++++ Records for the exercise
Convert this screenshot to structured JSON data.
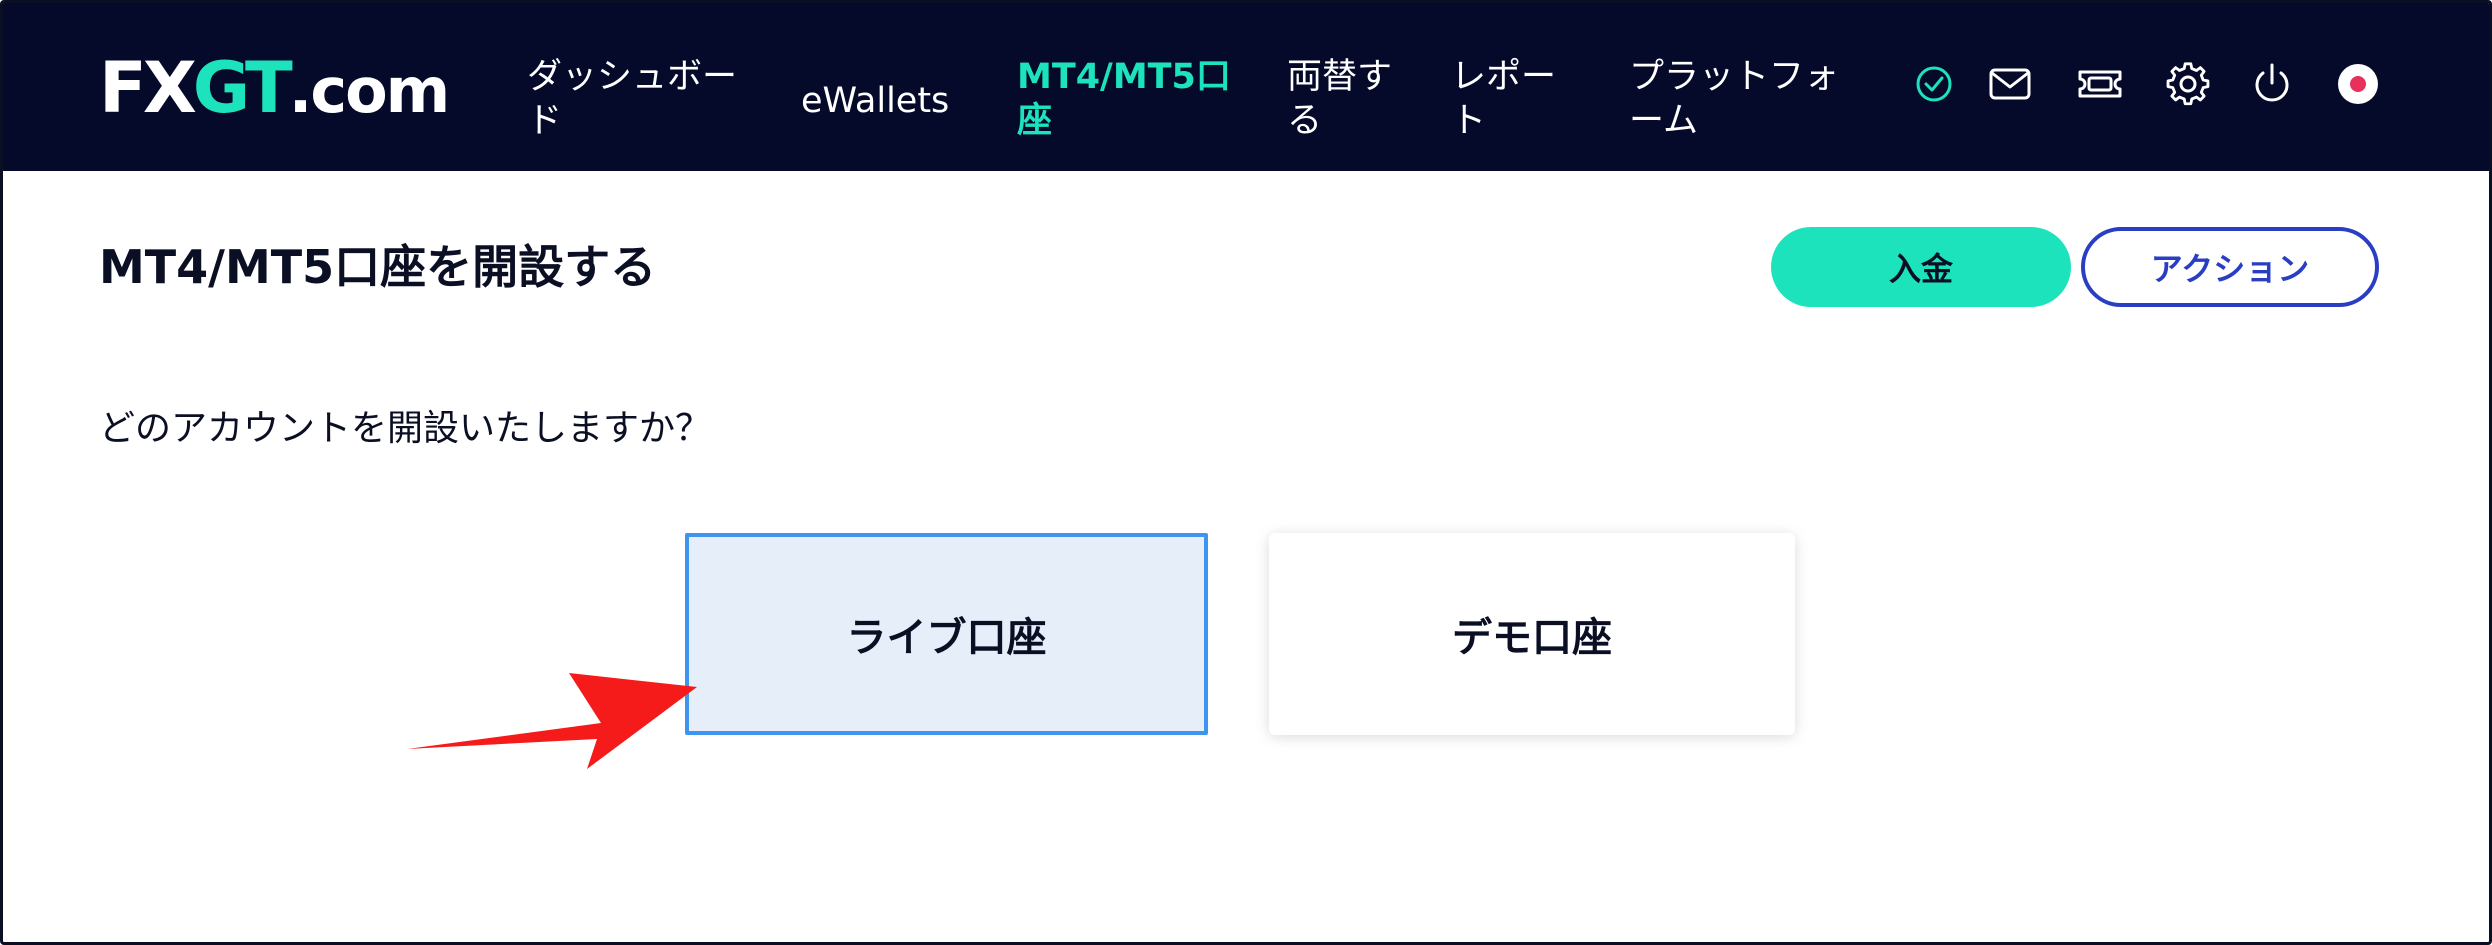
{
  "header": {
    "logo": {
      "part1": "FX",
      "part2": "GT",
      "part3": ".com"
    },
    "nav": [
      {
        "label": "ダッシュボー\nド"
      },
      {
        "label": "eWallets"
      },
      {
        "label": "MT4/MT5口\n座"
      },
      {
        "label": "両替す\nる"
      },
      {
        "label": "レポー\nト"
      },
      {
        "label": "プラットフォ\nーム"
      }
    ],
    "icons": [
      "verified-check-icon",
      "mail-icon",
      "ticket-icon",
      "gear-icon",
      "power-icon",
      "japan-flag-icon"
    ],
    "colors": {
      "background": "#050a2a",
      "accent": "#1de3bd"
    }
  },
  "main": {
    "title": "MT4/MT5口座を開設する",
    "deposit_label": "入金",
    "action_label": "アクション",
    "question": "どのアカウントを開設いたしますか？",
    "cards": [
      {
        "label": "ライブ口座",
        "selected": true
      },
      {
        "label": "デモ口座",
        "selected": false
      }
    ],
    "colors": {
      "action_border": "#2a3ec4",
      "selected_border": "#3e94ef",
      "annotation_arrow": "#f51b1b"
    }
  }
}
++++++++
### To be done
Copy the listing exactly. Any image in it stays out of the copy.

### Worked answer
Convert this screenshot to structured JSON data.
{
  "header": {
    "logo": {
      "part1": "FX",
      "part2": "GT",
      "part3": ".com"
    },
    "nav": [
      {
        "label": "ダッシュボー\nド"
      },
      {
        "label": "eWallets"
      },
      {
        "label": "MT4/MT5口\n座"
      },
      {
        "label": "両替す\nる"
      },
      {
        "label": "レポー\nト"
      },
      {
        "label": "プラットフォ\nーム"
      }
    ],
    "icons": [
      "verified-check-icon",
      "mail-icon",
      "ticket-icon",
      "gear-icon",
      "power-icon",
      "japan-flag-icon"
    ],
    "colors": {
      "background": "#050a2a",
      "accent": "#1de3bd"
    }
  },
  "main": {
    "title": "MT4/MT5口座を開設する",
    "deposit_label": "入金",
    "action_label": "アクション",
    "question": "どのアカウントを開設いたしますか？",
    "cards": [
      {
        "label": "ライブ口座",
        "selected": true
      },
      {
        "label": "デモ口座",
        "selected": false
      }
    ],
    "colors": {
      "action_border": "#2a3ec4",
      "selected_border": "#3e94ef",
      "annotation_arrow": "#f51b1b"
    }
  }
}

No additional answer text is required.